→ Problem requirements
Type out the data exactly as given. Skip any image.

## Start The data

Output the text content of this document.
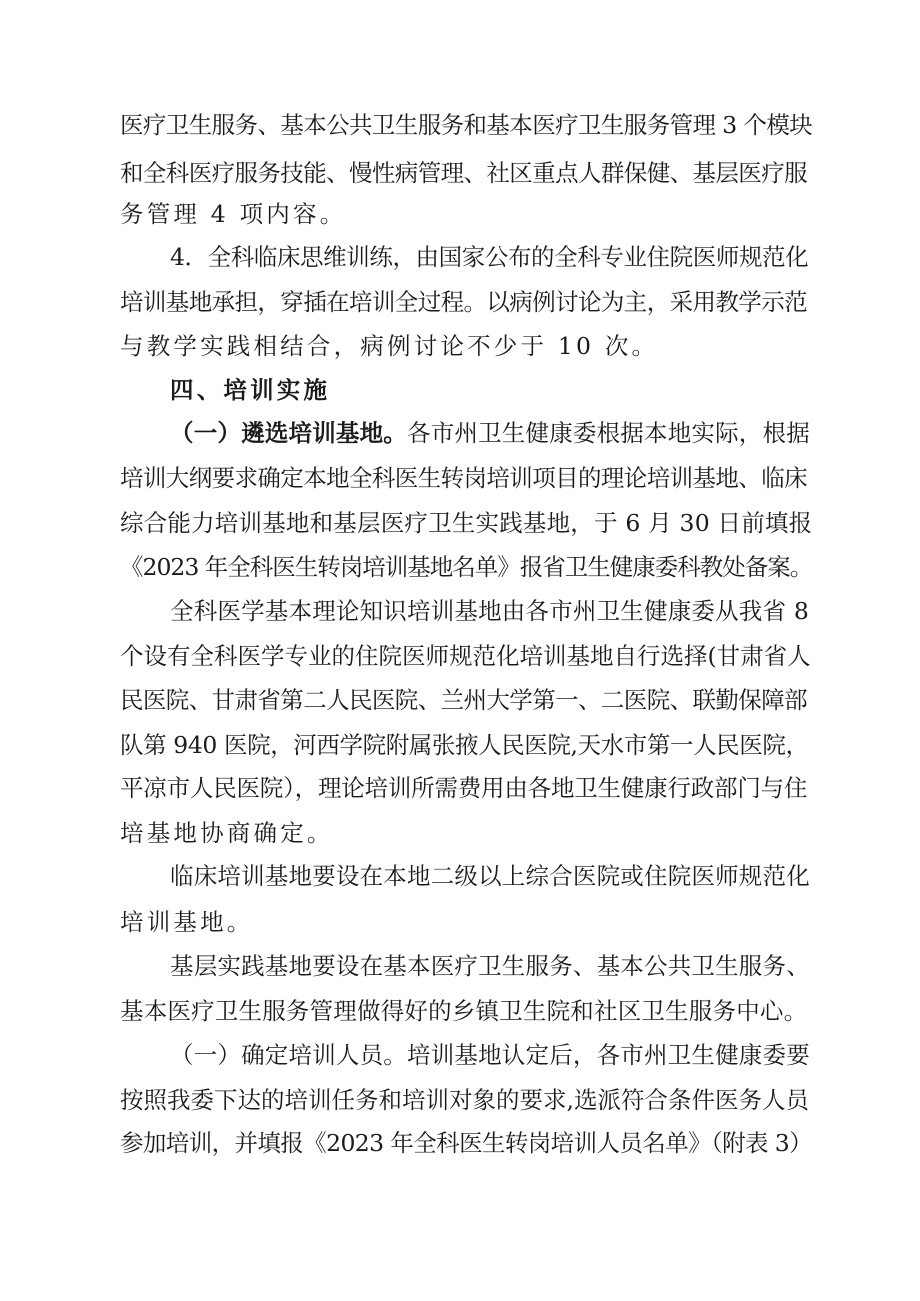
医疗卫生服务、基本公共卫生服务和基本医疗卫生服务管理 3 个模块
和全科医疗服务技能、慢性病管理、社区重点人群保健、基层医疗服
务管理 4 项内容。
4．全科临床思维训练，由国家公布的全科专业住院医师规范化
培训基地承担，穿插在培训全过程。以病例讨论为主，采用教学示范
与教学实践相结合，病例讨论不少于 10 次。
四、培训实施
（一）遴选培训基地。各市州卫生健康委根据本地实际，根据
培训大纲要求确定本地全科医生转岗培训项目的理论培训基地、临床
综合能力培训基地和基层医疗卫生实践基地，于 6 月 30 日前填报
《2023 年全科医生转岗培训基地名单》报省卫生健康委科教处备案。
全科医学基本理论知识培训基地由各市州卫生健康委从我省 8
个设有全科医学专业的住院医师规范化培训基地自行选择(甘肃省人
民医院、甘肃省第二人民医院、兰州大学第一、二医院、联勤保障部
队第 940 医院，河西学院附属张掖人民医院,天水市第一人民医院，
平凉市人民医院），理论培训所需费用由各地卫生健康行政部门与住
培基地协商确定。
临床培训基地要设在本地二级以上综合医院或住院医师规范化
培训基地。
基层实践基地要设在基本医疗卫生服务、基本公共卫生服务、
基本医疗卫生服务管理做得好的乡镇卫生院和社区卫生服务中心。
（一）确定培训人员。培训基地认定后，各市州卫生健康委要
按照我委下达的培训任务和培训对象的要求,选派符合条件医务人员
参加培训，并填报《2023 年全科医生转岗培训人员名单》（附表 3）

## End The data

→ Expected output
Output the text content of this document.
医疗卫生服务、基本公共卫生服务和基本医疗卫生服务管理 3 个模块
和全科医疗服务技能、慢性病管理、社区重点人群保健、基层医疗服
务管理 4 项内容。
4．全科临床思维训练，由国家公布的全科专业住院医师规范化
培训基地承担，穿插在培训全过程。以病例讨论为主，采用教学示范
与教学实践相结合，病例讨论不少于 10 次。
四、培训实施
（一）遴选培训基地。各市州卫生健康委根据本地实际，根据
培训大纲要求确定本地全科医生转岗培训项目的理论培训基地、临床
综合能力培训基地和基层医疗卫生实践基地，于 6 月 30 日前填报
《2023 年全科医生转岗培训基地名单》报省卫生健康委科教处备案。
全科医学基本理论知识培训基地由各市州卫生健康委从我省 8
个设有全科医学专业的住院医师规范化培训基地自行选择(甘肃省人
民医院、甘肃省第二人民医院、兰州大学第一、二医院、联勤保障部
队第 940 医院，河西学院附属张掖人民医院,天水市第一人民医院，
平凉市人民医院），理论培训所需费用由各地卫生健康行政部门与住
培基地协商确定。
临床培训基地要设在本地二级以上综合医院或住院医师规范化
培训基地。
基层实践基地要设在基本医疗卫生服务、基本公共卫生服务、
基本医疗卫生服务管理做得好的乡镇卫生院和社区卫生服务中心。
（一）确定培训人员。培训基地认定后，各市州卫生健康委要
按照我委下达的培训任务和培训对象的要求,选派符合条件医务人员
参加培训，并填报《2023 年全科医生转岗培训人员名单》（附表 3）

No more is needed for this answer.